### Task instructions
Only the pictures stay out; every record is to be quoted exactly.

### Recorded data

########

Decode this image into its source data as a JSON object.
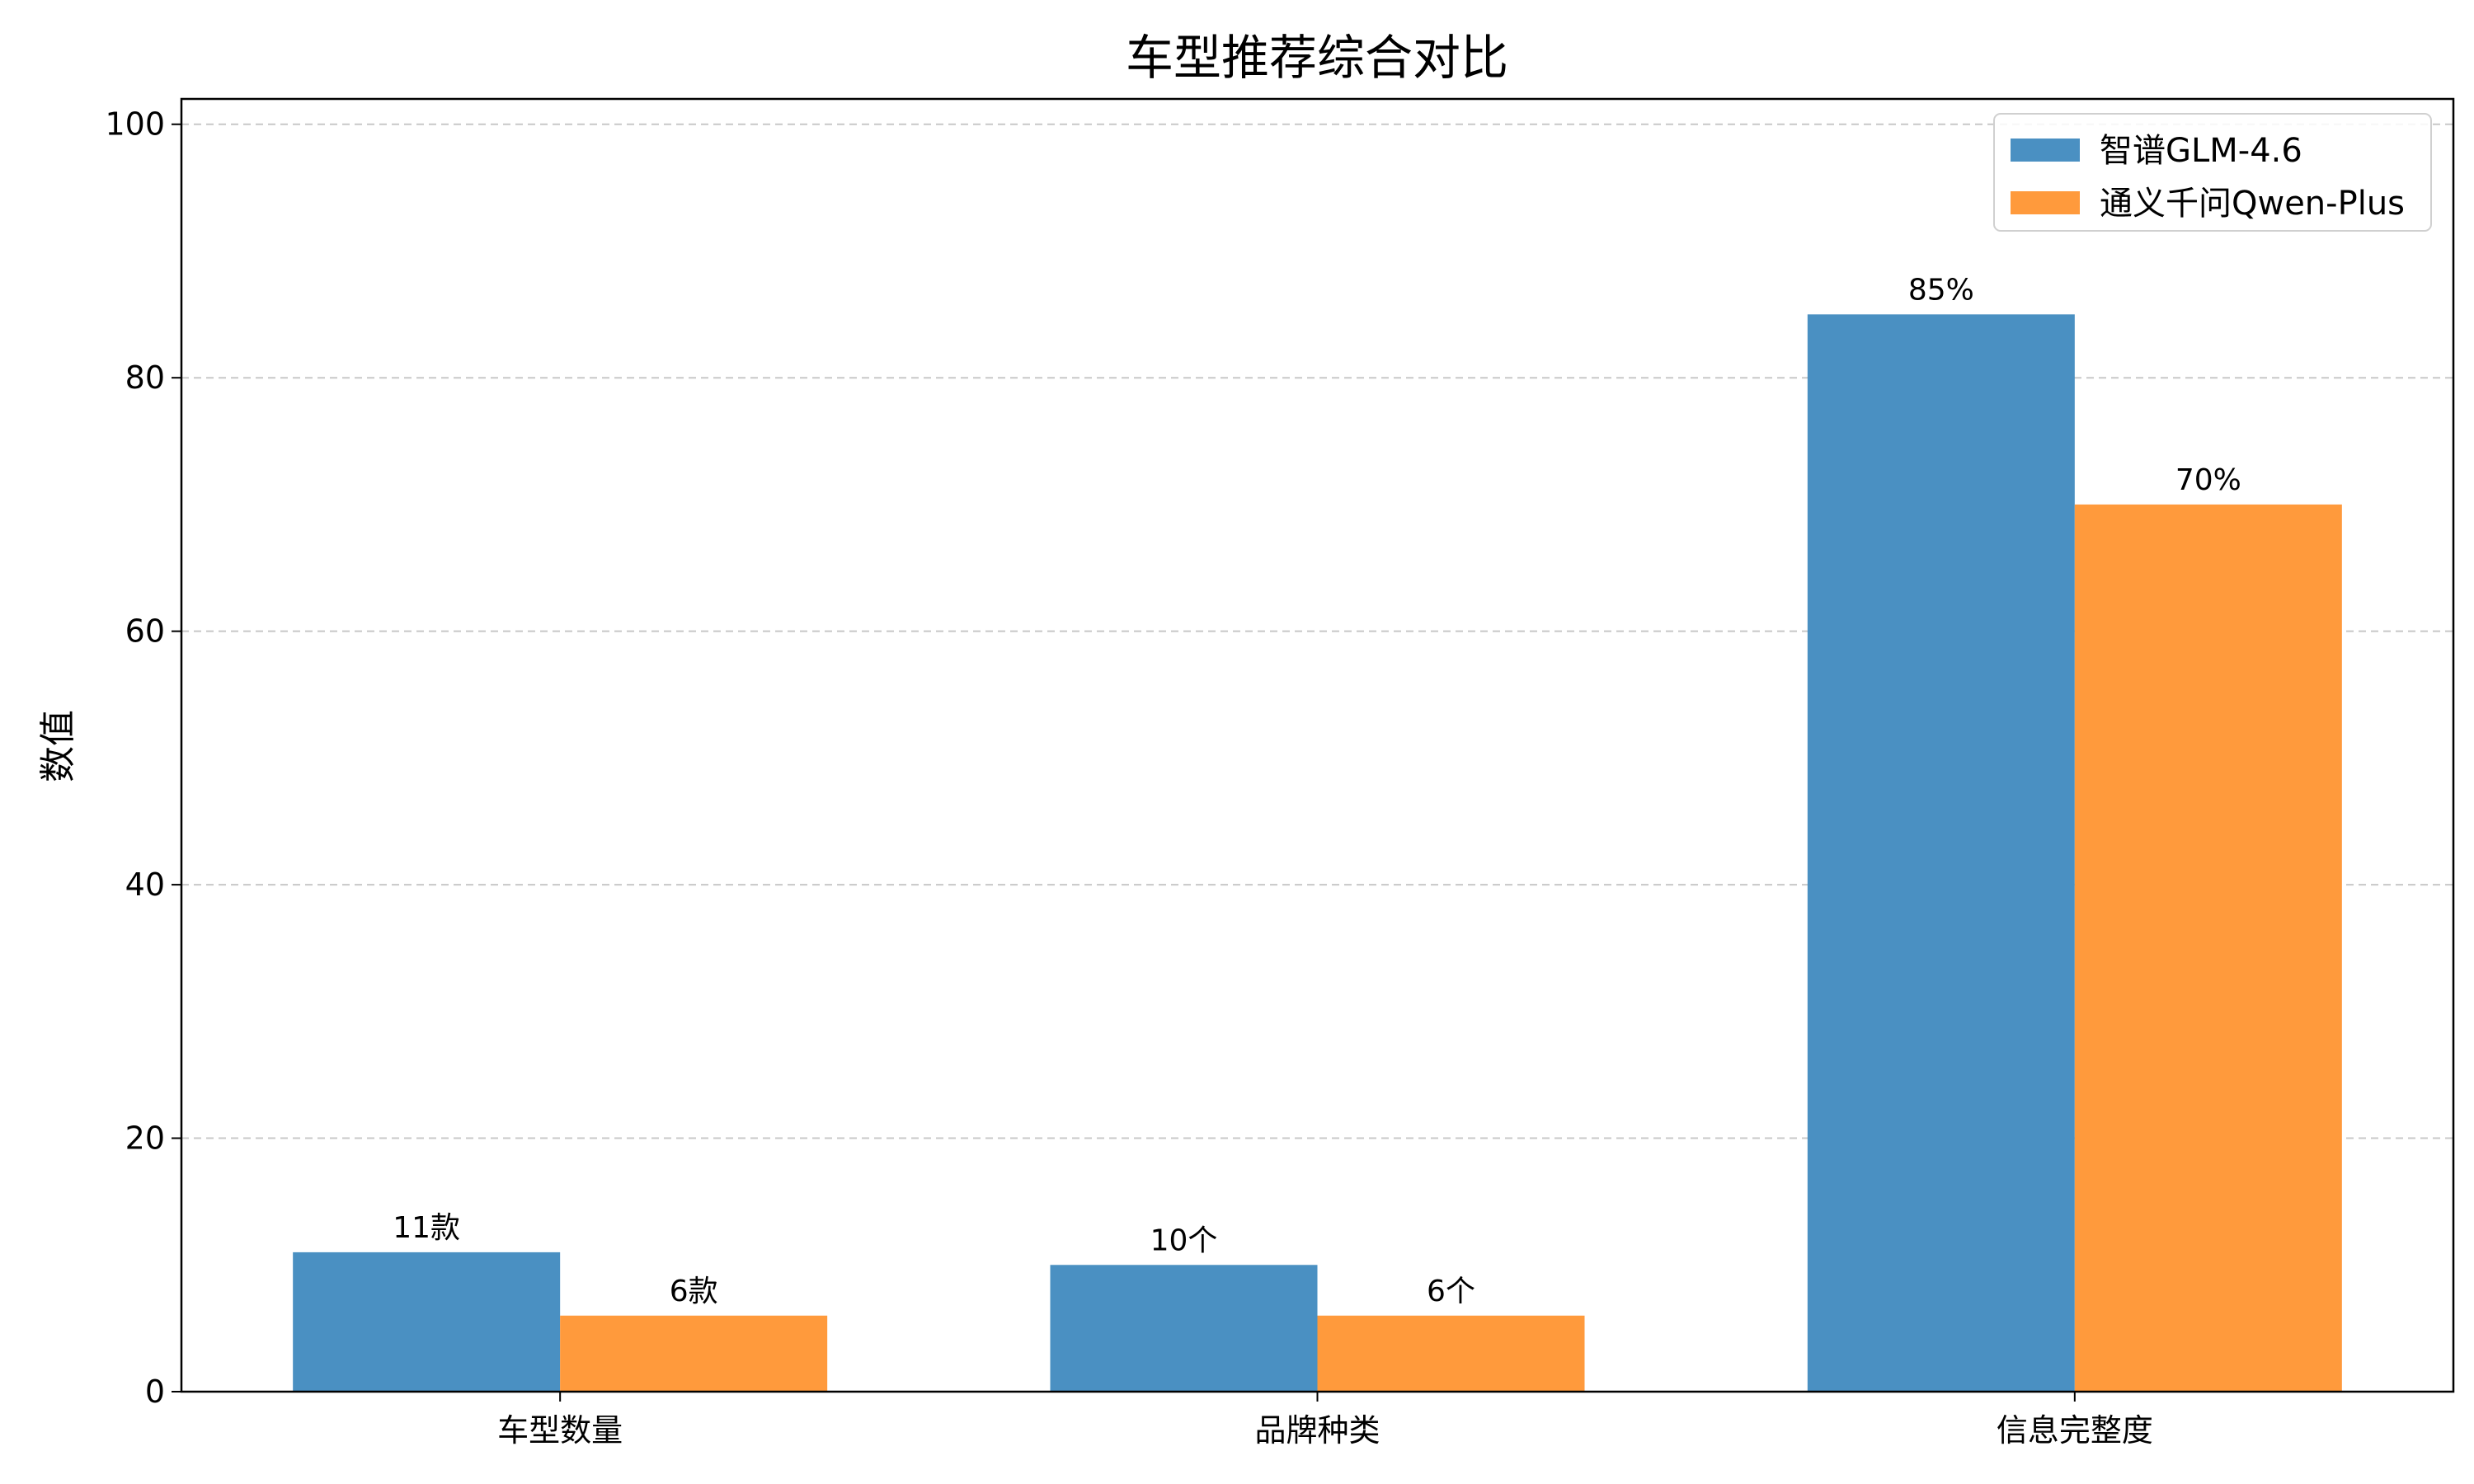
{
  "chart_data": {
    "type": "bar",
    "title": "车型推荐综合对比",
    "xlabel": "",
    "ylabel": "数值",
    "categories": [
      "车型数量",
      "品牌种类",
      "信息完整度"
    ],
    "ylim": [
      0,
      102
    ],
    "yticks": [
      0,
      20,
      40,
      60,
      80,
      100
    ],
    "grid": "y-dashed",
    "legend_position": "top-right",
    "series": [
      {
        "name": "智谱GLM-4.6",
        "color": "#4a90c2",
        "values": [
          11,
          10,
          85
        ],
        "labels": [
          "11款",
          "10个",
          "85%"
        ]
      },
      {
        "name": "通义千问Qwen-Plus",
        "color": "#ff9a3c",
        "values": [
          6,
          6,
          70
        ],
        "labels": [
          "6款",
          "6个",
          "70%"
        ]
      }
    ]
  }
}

########

### Written response
Decode this image into its source data as a JSON object.
{
  "chart_data": {
    "type": "bar",
    "title": "车型推荐综合对比",
    "xlabel": "",
    "ylabel": "数值",
    "categories": [
      "车型数量",
      "品牌种类",
      "信息完整度"
    ],
    "ylim": [
      0,
      102
    ],
    "yticks": [
      0,
      20,
      40,
      60,
      80,
      100
    ],
    "grid": "y-dashed",
    "legend_position": "top-right",
    "series": [
      {
        "name": "智谱GLM-4.6",
        "color": "#4a90c2",
        "values": [
          11,
          10,
          85
        ],
        "labels": [
          "11款",
          "10个",
          "85%"
        ]
      },
      {
        "name": "通义千问Qwen-Plus",
        "color": "#ff9a3c",
        "values": [
          6,
          6,
          70
        ],
        "labels": [
          "6款",
          "6个",
          "70%"
        ]
      }
    ]
  }
}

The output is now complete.